§ EXERCISE REQUIREMENTS:
Starting from the first of the rows below and stopping after the line that has "Point: [84, 471, 107, 485]", write those lines out again with "Point" switched to "Dot" everywhere, changing nothing else.

§ Rows from a data source:
----------

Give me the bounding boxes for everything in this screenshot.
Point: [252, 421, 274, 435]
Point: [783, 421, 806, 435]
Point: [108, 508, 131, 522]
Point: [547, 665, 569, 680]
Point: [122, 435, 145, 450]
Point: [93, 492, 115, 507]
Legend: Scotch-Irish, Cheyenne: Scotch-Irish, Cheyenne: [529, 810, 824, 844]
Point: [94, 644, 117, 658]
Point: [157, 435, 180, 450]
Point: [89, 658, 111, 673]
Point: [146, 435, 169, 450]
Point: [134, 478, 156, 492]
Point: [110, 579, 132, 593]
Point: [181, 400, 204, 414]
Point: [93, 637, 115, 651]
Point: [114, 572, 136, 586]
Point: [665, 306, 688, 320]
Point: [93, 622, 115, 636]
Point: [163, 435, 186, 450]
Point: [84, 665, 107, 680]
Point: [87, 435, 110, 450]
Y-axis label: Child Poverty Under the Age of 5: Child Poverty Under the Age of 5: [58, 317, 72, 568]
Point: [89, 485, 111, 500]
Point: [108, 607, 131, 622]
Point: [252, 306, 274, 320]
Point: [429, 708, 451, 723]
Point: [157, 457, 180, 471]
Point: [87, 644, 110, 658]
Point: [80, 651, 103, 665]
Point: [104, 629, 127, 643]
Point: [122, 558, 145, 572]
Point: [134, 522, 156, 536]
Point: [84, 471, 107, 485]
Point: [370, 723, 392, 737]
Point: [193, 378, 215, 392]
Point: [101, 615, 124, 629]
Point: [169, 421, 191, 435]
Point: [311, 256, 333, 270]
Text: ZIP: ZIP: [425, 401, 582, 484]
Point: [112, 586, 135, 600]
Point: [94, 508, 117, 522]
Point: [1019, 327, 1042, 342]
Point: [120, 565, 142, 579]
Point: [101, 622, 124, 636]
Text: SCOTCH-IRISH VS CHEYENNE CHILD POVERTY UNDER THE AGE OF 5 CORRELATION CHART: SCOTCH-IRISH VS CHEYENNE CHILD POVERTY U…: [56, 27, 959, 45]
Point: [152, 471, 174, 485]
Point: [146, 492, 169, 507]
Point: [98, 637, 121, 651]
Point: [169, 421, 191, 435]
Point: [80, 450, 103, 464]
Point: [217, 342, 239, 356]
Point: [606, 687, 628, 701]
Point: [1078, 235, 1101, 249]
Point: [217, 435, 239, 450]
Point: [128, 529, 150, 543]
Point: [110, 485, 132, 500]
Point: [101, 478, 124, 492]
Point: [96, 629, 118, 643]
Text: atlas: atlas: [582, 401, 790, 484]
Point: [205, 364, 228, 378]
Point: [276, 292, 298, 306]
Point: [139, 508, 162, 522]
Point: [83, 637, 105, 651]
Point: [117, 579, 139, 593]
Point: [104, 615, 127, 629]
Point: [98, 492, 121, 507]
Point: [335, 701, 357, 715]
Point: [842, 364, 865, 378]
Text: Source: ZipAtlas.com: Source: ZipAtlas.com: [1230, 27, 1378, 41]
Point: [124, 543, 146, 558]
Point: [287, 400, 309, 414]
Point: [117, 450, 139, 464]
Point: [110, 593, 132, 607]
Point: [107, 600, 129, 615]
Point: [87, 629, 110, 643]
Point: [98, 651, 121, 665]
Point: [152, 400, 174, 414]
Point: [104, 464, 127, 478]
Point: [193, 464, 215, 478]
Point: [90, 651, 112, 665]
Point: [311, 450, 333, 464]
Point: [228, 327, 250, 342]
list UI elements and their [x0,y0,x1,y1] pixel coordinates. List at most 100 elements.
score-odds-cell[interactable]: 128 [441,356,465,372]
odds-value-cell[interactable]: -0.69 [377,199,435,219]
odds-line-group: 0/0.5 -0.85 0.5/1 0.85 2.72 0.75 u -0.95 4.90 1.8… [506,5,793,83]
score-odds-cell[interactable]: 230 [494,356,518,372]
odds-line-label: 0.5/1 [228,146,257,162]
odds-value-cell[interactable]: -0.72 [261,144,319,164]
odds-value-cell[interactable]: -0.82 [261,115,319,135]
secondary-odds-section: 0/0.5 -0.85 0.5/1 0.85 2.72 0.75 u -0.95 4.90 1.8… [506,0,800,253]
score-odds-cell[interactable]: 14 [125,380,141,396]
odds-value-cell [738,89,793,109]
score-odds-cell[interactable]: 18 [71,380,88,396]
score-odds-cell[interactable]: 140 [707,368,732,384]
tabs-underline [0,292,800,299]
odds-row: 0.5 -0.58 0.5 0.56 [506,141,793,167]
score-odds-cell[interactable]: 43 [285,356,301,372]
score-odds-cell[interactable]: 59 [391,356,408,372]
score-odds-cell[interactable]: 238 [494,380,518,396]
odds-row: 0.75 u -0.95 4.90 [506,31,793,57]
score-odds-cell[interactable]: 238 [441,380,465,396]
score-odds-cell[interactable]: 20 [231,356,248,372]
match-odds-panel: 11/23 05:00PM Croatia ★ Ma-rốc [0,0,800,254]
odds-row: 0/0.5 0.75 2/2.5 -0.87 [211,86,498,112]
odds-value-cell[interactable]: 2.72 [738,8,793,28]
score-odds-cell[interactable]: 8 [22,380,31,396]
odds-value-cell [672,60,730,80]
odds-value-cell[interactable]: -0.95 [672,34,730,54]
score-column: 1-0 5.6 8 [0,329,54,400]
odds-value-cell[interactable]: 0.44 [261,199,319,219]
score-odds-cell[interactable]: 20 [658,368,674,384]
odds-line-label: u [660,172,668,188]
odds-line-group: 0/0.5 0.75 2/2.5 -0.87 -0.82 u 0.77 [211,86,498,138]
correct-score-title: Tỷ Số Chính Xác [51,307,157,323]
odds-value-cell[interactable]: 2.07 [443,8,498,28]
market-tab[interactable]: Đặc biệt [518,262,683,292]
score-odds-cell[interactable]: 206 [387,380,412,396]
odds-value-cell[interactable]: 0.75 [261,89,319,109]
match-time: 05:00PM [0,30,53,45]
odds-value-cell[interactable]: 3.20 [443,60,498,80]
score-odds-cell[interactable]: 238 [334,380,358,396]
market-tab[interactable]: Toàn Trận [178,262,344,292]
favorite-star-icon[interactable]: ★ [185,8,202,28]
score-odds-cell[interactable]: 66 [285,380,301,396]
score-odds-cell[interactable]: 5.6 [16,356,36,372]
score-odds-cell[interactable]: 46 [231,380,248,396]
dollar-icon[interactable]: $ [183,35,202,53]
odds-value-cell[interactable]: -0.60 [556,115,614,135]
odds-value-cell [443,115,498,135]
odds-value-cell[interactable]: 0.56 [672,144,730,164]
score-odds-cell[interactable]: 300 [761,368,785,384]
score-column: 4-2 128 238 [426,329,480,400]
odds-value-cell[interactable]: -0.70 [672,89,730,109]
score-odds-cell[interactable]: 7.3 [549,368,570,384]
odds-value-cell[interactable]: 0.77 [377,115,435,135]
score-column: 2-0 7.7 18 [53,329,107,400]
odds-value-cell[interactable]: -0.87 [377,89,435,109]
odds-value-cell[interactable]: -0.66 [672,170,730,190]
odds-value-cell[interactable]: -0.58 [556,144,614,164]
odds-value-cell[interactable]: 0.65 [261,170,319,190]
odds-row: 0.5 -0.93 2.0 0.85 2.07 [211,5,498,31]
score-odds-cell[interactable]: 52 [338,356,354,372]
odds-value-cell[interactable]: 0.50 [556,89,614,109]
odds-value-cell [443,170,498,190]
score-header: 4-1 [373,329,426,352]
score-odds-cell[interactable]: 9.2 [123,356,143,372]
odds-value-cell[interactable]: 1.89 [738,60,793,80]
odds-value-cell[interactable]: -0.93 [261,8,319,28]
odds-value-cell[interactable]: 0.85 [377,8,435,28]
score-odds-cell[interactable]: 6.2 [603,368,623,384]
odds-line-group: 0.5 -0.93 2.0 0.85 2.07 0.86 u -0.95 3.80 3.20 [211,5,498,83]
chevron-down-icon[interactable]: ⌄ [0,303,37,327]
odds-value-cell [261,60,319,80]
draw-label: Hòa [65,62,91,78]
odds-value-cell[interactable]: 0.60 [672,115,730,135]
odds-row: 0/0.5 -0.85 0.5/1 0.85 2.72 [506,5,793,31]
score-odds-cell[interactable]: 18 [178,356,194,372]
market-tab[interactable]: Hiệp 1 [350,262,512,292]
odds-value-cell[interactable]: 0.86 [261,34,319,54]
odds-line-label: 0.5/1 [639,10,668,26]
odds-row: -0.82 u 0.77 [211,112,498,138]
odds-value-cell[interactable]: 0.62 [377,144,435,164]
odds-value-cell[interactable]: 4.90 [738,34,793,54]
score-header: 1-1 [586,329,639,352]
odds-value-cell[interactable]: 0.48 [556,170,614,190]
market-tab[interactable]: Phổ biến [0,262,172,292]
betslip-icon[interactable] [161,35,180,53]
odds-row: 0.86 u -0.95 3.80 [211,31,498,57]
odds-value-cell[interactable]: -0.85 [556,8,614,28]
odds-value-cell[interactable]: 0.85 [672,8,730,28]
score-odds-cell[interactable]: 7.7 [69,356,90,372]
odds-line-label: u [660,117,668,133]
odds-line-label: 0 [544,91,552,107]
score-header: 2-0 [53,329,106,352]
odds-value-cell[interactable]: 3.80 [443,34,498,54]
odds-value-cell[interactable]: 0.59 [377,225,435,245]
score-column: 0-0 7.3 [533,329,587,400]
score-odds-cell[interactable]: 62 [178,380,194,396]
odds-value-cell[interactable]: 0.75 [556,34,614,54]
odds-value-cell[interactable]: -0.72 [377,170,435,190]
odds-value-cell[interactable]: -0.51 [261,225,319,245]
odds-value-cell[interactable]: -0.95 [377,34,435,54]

----------

§ OUTPUT OF THE EXERCISE:
Give me the bounding boxes for everything in this screenshot.
Dot: [252, 421, 274, 435]
Dot: [783, 421, 806, 435]
Dot: [108, 508, 131, 522]
Dot: [547, 665, 569, 680]
Dot: [122, 435, 145, 450]
Dot: [93, 492, 115, 507]
Legend: Scotch-Irish, Cheyenne: Scotch-Irish, Cheyenne: [529, 810, 824, 844]
Dot: [94, 644, 117, 658]
Dot: [157, 435, 180, 450]
Dot: [89, 658, 111, 673]
Dot: [146, 435, 169, 450]
Dot: [134, 478, 156, 492]
Dot: [110, 579, 132, 593]
Dot: [181, 400, 204, 414]
Dot: [93, 637, 115, 651]
Dot: [114, 572, 136, 586]
Dot: [665, 306, 688, 320]
Dot: [93, 622, 115, 636]
Dot: [163, 435, 186, 450]
Dot: [84, 665, 107, 680]
Dot: [87, 435, 110, 450]
Y-axis label: Child Poverty Under the Age of 5: Child Poverty Under the Age of 5: [58, 317, 72, 568]
Dot: [89, 485, 111, 500]
Dot: [108, 607, 131, 622]
Dot: [252, 306, 274, 320]
Dot: [429, 708, 451, 723]
Dot: [157, 457, 180, 471]
Dot: [87, 644, 110, 658]
Dot: [80, 651, 103, 665]
Dot: [104, 629, 127, 643]
Dot: [122, 558, 145, 572]
Dot: [134, 522, 156, 536]
Dot: [84, 471, 107, 485]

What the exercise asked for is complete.